◆ **The task**:
Would you repeat the listing exactly but omit every picture?

◆ **Entries provided**:
>>

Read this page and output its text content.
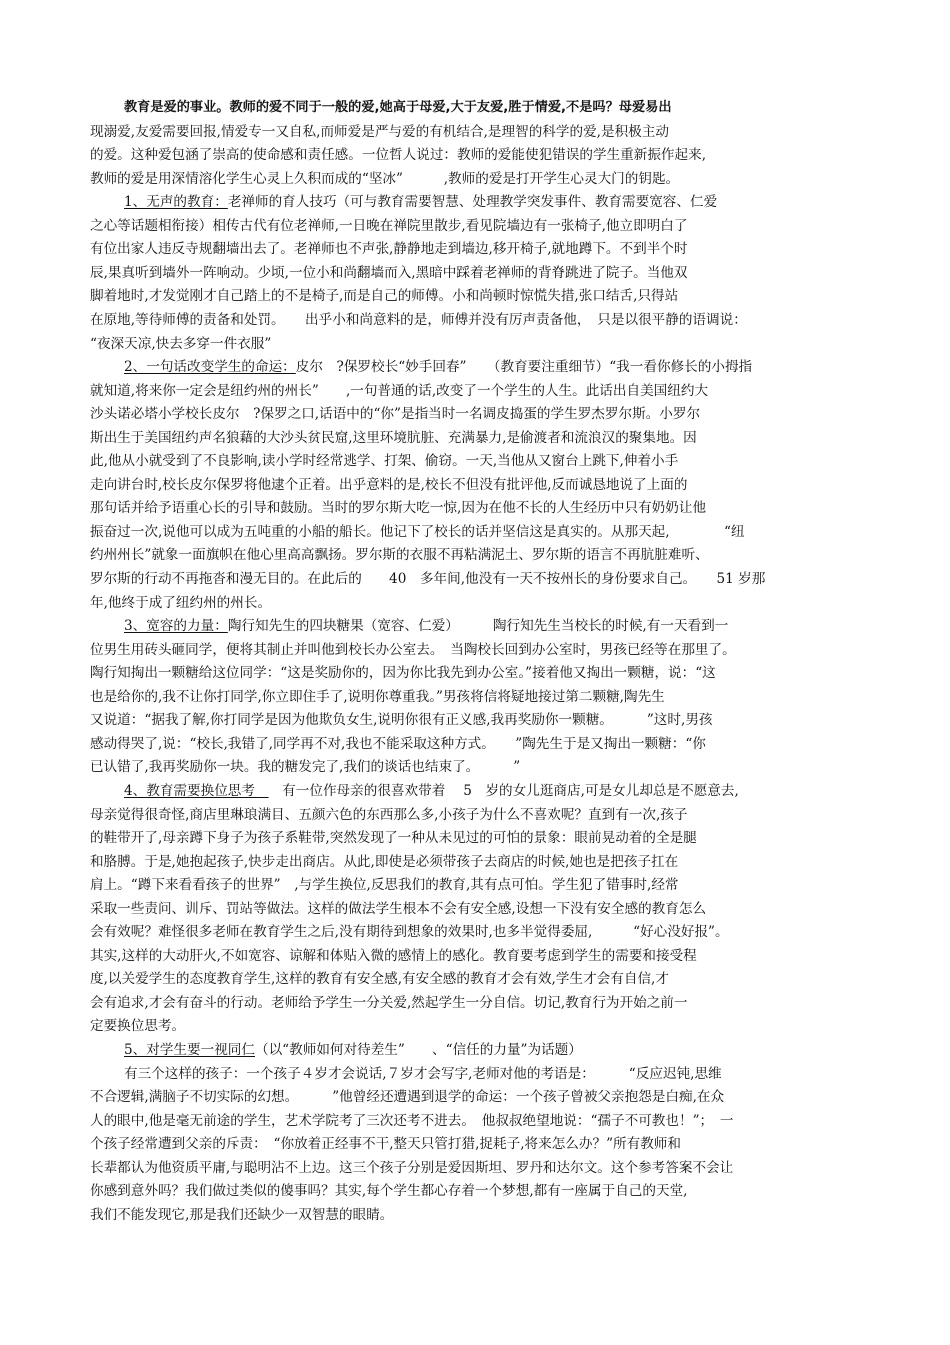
教育是爱的事业。教师的爱不同于一般的爱,她高于母爱,大于友爱,胜于情爱,不是吗？母爱易出
现溺爱,友爱需要回报,情爱专一又自私,而师爱是严与爱的有机结合,是理智的科学的爱,是积极主动
的爱。这种爱包涵了崇高的使命感和责任感。一位哲人说过：教师的爱能使犯错误的学生重新振作起来,
教师的爱是用深情溶化学生心灵上久积而成的“坚冰”　　　,教师的爱是打开学生心灵大门的钥匙。
1、无声的教育：老禅师的育人技巧（可与教育需要智慧、处理教学突发事件、教育需要宽容、仁爱
之心等话题相衔接）相传古代有位老禅师,一日晚在禅院里散步,看见院墙边有一张椅子,他立即明白了
有位出家人违反寺规翻墙出去了。老禅师也不声张,静静地走到墙边,移开椅子,就地蹲下。不到半个时
辰,果真听到墙外一阵响动。少顷,一位小和尚翻墙而入,黑暗中踩着老禅师的背脊跳进了院子。当他双
脚着地时,才发觉刚才自己踏上的不是椅子,而是自己的师傅。小和尚顿时惊慌失措,张口结舌,只得站
在原地,等待师傅的责备和处罚。　　出乎小和尚意料的是，师傅并没有厉声责备他，　只是以很平静的语调说：
“夜深天凉,快去多穿一件衣服”
2、一句话改变学生的命运：皮尔　?保罗校长“妙手回春”　　（教育要注重细节）“我一看你修长的小拇指
就知道,将来你一定会是纽约州的州长”　　,一句普通的话,改变了一个学生的人生。此话出自美国纽约大
沙头诺必塔小学校长皮尔　?保罗之口,话语中的“你”是指当时一名调皮捣蛋的学生罗杰罗尔斯。小罗尔
斯出生于美国纽约声名狼藉的大沙头贫民窟,这里环境肮脏、充满暴力,是偷渡者和流浪汉的聚集地。因
此,他从小就受到了不良影响,读小学时经常逃学、打架、偷窃。一天,当他从又窗台上跳下,伸着小手
走向讲台时,校长皮尔保罗将他逮个正着。出乎意料的是,校长不但没有批评他,反而诚恳地说了上面的
那句话并给予语重心长的引导和鼓励。当时的罗尔斯大吃一惊,因为在他不长的人生经历中只有奶奶让他
振奋过一次,说他可以成为五吨重的小船的船长。他记下了校长的话并坚信这是真实的。从那天起,　　　　“纽
约州州长”就象一面旗帜在他心里高高飘扬。罗尔斯的衣服不再粘满泥土、罗尔斯的语言不再肮脏难听、
罗尔斯的行动不再拖沓和漫无目的。在此后的　　40　多年间,他没有一天不按州长的身份要求自己。　　51 岁那
年,他终于成了纽约州的州长。
3、宽容的力量：陶行知先生的四块糖果（宽容、仁爱）　　　陶行知先生当校长的时候,有一天看到一
位男生用砖头砸同学，便将其制止并叫他到校长办公室去。　当陶校长回到办公室时，男孩已经等在那里了。
陶行知掏出一颗糖给这位同学：“这是奖励你的，因为你比我先到办公室。”接着他又掏出一颗糖，说：“这
也是给你的,我不让你打同学,你立即住手了,说明你尊重我。”男孩将信将疑地接过第二颗糖,陶先生
又说道：“据我了解,你打同学是因为他欺负女生,说明你很有正义感,我再奖励你一颗糖。　　　”这时,男孩
感动得哭了,说：“校长,我错了,同学再不对,我也不能采取这种方式。　　”陶先生于是又掏出一颗糖：“你
已认错了,我再奖励你一块。我的糖发完了,我们的谈话也结束了。　　　”
4、教育需要换位思考　　有一位作母亲的很喜欢带着　 5　岁的女儿逛商店,可是女儿却总是不愿意去,
母亲觉得很奇怪,商店里琳琅满目、五颜六色的东西那么多,小孩子为什么不喜欢呢？直到有一次,孩子
的鞋带开了,母亲蹲下身子为孩子系鞋带,突然发现了一种从未见过的可怕的景象：眼前晃动着的全是腿
和胳膊。于是,她抱起孩子,快步走出商店。从此,即使是必须带孩子去商店的时候,她也是把孩子扛在
肩上。“蹲下来看看孩子的世界”　,与学生换位,反思我们的教育,其有点可怕。学生犯了错事时,经常
采取一些责问、训斥、罚站等做法。这样的做法学生根本不会有安全感,设想一下没有安全感的教育怎么
会有效呢？难怪很多老师在教育学生之后,没有期待到想象的效果时,也多半觉得委屈,　　　“好心没好报”。
其实,这样的大动肝火,不如宽容、谅解和体贴入微的感情上的感化。教育要考虑到学生的需要和接受程
度,以关爱学生的态度教育学生,这样的教育有安全感,有安全感的教育才会有效,学生才会有自信,才
会有追求,才会有奋斗的行动。老师给予学生一分关爱,然起学生一分自信。切记,教育行为开始之前一
定要换位思考。
5、对学生要一视同仁（以“教师如何对待差生”　　、“信任的力量”为话题）
有三个这样的孩子：一个孩子４岁才会说话,７岁才会写字,老师对他的考语是：　　　“反应迟钝,思维
不合逻辑,满脑子不切实际的幻想。　　　”他曾经还遭遇到退学的命运：一个孩子曾被父亲抱怨是白痴,在众
人的眼中,他是毫无前途的学生，艺术学院考了三次还考不进去。　他叔叔绝望地说：“孺子不可教也！”；　一
个孩子经常遭到父亲的斥责：　“你放着正经事不干,整天只管打猎,捉耗子,将来怎么办？”所有教师和
长辈都认为他资质平庸,与聪明沾不上边。这三个孩子分别是爱因斯坦、罗丹和达尔文。这个参考答案不会让
你感到意外吗？我们做过类似的傻事吗？其实,每个学生都心存着一个梦想,都有一座属于自己的天堂,
我们不能发现它,那是我们还缺少一双智慧的眼睛。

<<

◆ **Response**:
Read this page and output its text content.
教育是爱的事业。教师的爱不同于一般的爱,她高于母爱,大于友爱,胜于情爱,不是吗？母爱易出
现溺爱,友爱需要回报,情爱专一又自私,而师爱是严与爱的有机结合,是理智的科学的爱,是积极主动
的爱。这种爱包涵了崇高的使命感和责任感。一位哲人说过：教师的爱能使犯错误的学生重新振作起来,
教师的爱是用深情溶化学生心灵上久积而成的“坚冰”　　　,教师的爱是打开学生心灵大门的钥匙。
1、无声的教育：老禅师的育人技巧（可与教育需要智慧、处理教学突发事件、教育需要宽容、仁爱
之心等话题相衔接）相传古代有位老禅师,一日晚在禅院里散步,看见院墙边有一张椅子,他立即明白了
有位出家人违反寺规翻墙出去了。老禅师也不声张,静静地走到墙边,移开椅子,就地蹲下。不到半个时
辰,果真听到墙外一阵响动。少顷,一位小和尚翻墙而入,黑暗中踩着老禅师的背脊跳进了院子。当他双
脚着地时,才发觉刚才自己踏上的不是椅子,而是自己的师傅。小和尚顿时惊慌失措,张口结舌,只得站
在原地,等待师傅的责备和处罚。　　出乎小和尚意料的是，师傅并没有厉声责备他，　只是以很平静的语调说：
“夜深天凉,快去多穿一件衣服”
2、一句话改变学生的命运：皮尔　?保罗校长“妙手回春”　　（教育要注重细节）“我一看你修长的小拇指
就知道,将来你一定会是纽约州的州长”　　,一句普通的话,改变了一个学生的人生。此话出自美国纽约大
沙头诺必塔小学校长皮尔　?保罗之口,话语中的“你”是指当时一名调皮捣蛋的学生罗杰罗尔斯。小罗尔
斯出生于美国纽约声名狼藉的大沙头贫民窟,这里环境肮脏、充满暴力,是偷渡者和流浪汉的聚集地。因
此,他从小就受到了不良影响,读小学时经常逃学、打架、偷窃。一天,当他从又窗台上跳下,伸着小手
走向讲台时,校长皮尔保罗将他逮个正着。出乎意料的是,校长不但没有批评他,反而诚恳地说了上面的
那句话并给予语重心长的引导和鼓励。当时的罗尔斯大吃一惊,因为在他不长的人生经历中只有奶奶让他
振奋过一次,说他可以成为五吨重的小船的船长。他记下了校长的话并坚信这是真实的。从那天起,　　　　“纽
约州州长”就象一面旗帜在他心里高高飘扬。罗尔斯的衣服不再粘满泥土、罗尔斯的语言不再肮脏难听、
罗尔斯的行动不再拖沓和漫无目的。在此后的　　40　多年间,他没有一天不按州长的身份要求自己。　　51 岁那
年,他终于成了纽约州的州长。
3、宽容的力量：陶行知先生的四块糖果（宽容、仁爱）　　　陶行知先生当校长的时候,有一天看到一
位男生用砖头砸同学，便将其制止并叫他到校长办公室去。　当陶校长回到办公室时，男孩已经等在那里了。
陶行知掏出一颗糖给这位同学：“这是奖励你的，因为你比我先到办公室。”接着他又掏出一颗糖，说：“这
也是给你的,我不让你打同学,你立即住手了,说明你尊重我。”男孩将信将疑地接过第二颗糖,陶先生
又说道：“据我了解,你打同学是因为他欺负女生,说明你很有正义感,我再奖励你一颗糖。　　　”这时,男孩
感动得哭了,说：“校长,我错了,同学再不对,我也不能采取这种方式。　　”陶先生于是又掏出一颗糖：“你
已认错了,我再奖励你一块。我的糖发完了,我们的谈话也结束了。　　　”
4、教育需要换位思考　　有一位作母亲的很喜欢带着　 5　岁的女儿逛商店,可是女儿却总是不愿意去,
母亲觉得很奇怪,商店里琳琅满目、五颜六色的东西那么多,小孩子为什么不喜欢呢？直到有一次,孩子
的鞋带开了,母亲蹲下身子为孩子系鞋带,突然发现了一种从未见过的可怕的景象：眼前晃动着的全是腿
和胳膊。于是,她抱起孩子,快步走出商店。从此,即使是必须带孩子去商店的时候,她也是把孩子扛在
肩上。“蹲下来看看孩子的世界”　,与学生换位,反思我们的教育,其有点可怕。学生犯了错事时,经常
采取一些责问、训斥、罚站等做法。这样的做法学生根本不会有安全感,设想一下没有安全感的教育怎么
会有效呢？难怪很多老师在教育学生之后,没有期待到想象的效果时,也多半觉得委屈,　　　“好心没好报”。
其实,这样的大动肝火,不如宽容、谅解和体贴入微的感情上的感化。教育要考虑到学生的需要和接受程
度,以关爱学生的态度教育学生,这样的教育有安全感,有安全感的教育才会有效,学生才会有自信,才
会有追求,才会有奋斗的行动。老师给予学生一分关爱,然起学生一分自信。切记,教育行为开始之前一
定要换位思考。
5、对学生要一视同仁（以“教师如何对待差生”　　、“信任的力量”为话题）
有三个这样的孩子：一个孩子４岁才会说话,７岁才会写字,老师对他的考语是：　　　“反应迟钝,思维
不合逻辑,满脑子不切实际的幻想。　　　”他曾经还遭遇到退学的命运：一个孩子曾被父亲抱怨是白痴,在众
人的眼中,他是毫无前途的学生，艺术学院考了三次还考不进去。　他叔叔绝望地说：“孺子不可教也！”；　一
个孩子经常遭到父亲的斥责：　“你放着正经事不干,整天只管打猎,捉耗子,将来怎么办？”所有教师和
长辈都认为他资质平庸,与聪明沾不上边。这三个孩子分别是爱因斯坦、罗丹和达尔文。这个参考答案不会让
你感到意外吗？我们做过类似的傻事吗？其实,每个学生都心存着一个梦想,都有一座属于自己的天堂,
我们不能发现它,那是我们还缺少一双智慧的眼睛。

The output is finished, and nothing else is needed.